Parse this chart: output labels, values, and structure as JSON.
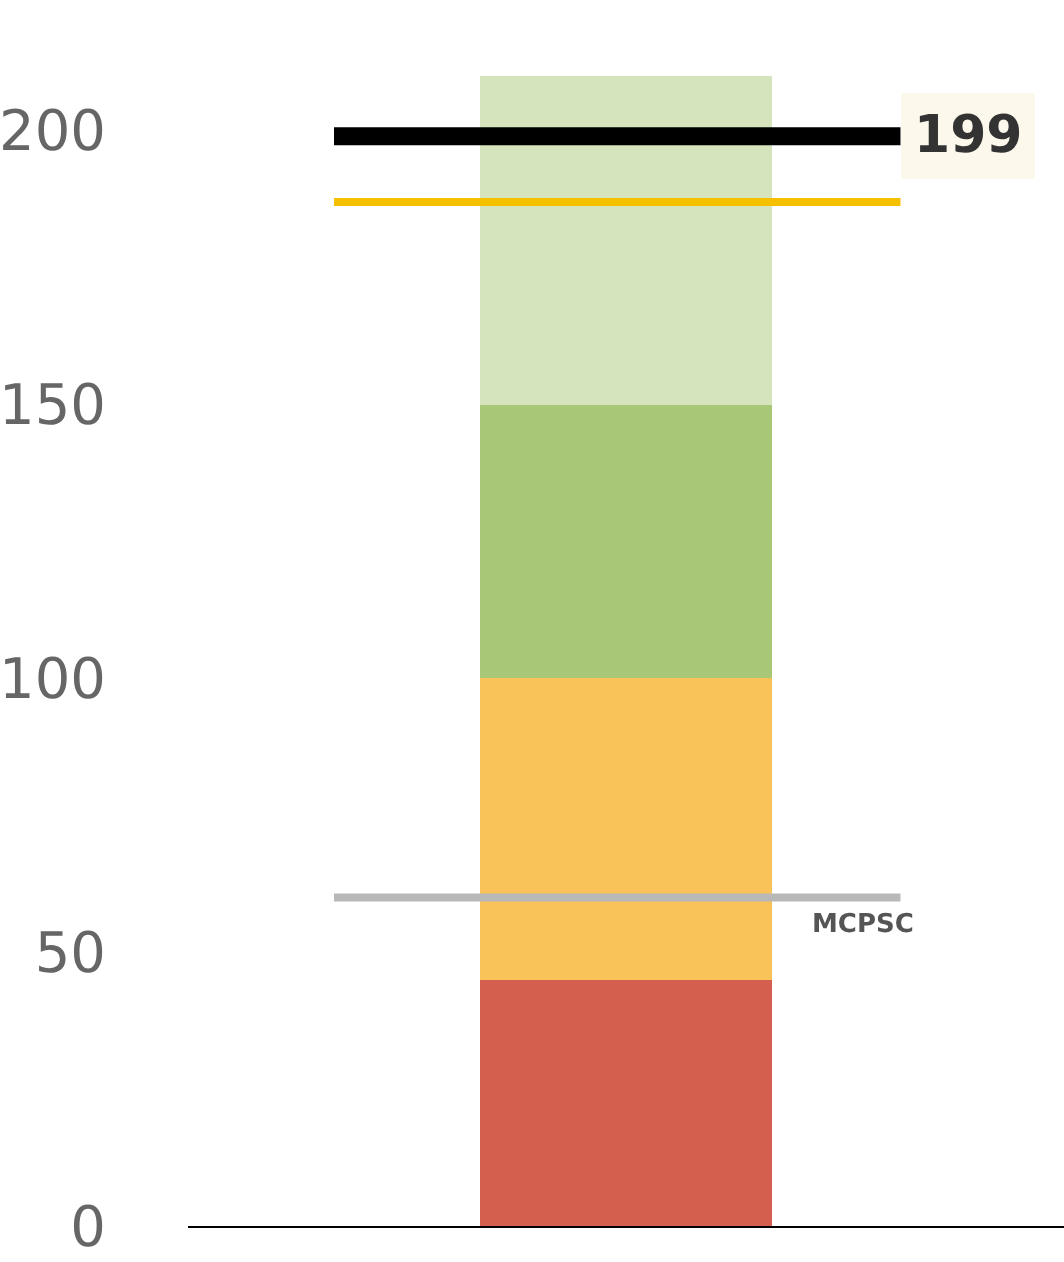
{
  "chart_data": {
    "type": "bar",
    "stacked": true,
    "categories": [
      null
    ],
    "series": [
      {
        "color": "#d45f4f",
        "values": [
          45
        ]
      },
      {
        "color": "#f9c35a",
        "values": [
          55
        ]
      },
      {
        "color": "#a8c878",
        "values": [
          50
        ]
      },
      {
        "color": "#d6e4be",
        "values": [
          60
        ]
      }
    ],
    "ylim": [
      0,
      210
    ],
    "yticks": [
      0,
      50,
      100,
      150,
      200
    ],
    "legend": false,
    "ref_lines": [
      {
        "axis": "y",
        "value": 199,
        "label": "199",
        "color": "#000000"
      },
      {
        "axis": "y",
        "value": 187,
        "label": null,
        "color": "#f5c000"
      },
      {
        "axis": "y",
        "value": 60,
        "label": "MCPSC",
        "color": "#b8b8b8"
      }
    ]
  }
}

==

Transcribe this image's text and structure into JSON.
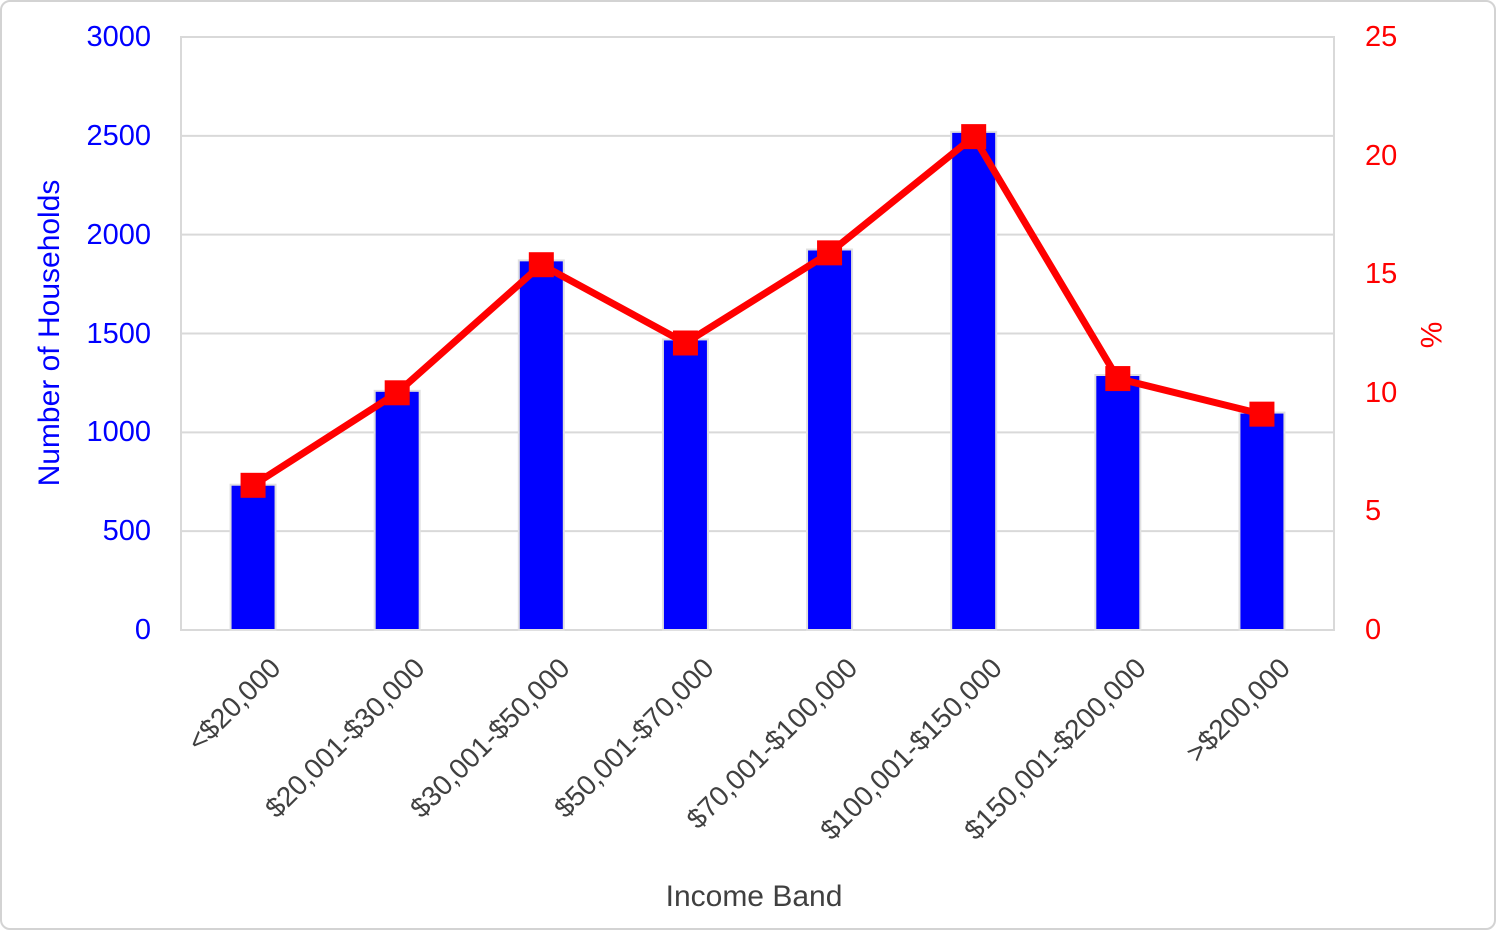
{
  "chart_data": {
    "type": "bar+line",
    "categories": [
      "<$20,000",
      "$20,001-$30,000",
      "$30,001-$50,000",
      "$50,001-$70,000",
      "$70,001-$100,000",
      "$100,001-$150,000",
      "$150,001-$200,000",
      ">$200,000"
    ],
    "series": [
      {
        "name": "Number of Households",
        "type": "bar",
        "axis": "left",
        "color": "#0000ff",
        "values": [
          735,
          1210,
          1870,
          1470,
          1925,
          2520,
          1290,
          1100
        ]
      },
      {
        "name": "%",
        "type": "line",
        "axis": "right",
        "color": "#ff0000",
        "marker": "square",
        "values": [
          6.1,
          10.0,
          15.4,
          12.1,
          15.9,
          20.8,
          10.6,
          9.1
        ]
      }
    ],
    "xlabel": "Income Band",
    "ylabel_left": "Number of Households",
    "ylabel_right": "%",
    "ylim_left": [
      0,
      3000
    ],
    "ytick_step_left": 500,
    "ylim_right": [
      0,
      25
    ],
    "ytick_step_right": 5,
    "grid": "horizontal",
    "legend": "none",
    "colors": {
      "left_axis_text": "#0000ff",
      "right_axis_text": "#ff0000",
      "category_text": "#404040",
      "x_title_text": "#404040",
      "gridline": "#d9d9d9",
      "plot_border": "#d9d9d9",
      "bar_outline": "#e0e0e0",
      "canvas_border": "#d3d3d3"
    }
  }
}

### Brief
Each line that has the word "JSON" should be copied.

### Solution to the exercise
Parse this chart: output labels, values, and structure as JSON.
Transcribe this image's text and structure into JSON.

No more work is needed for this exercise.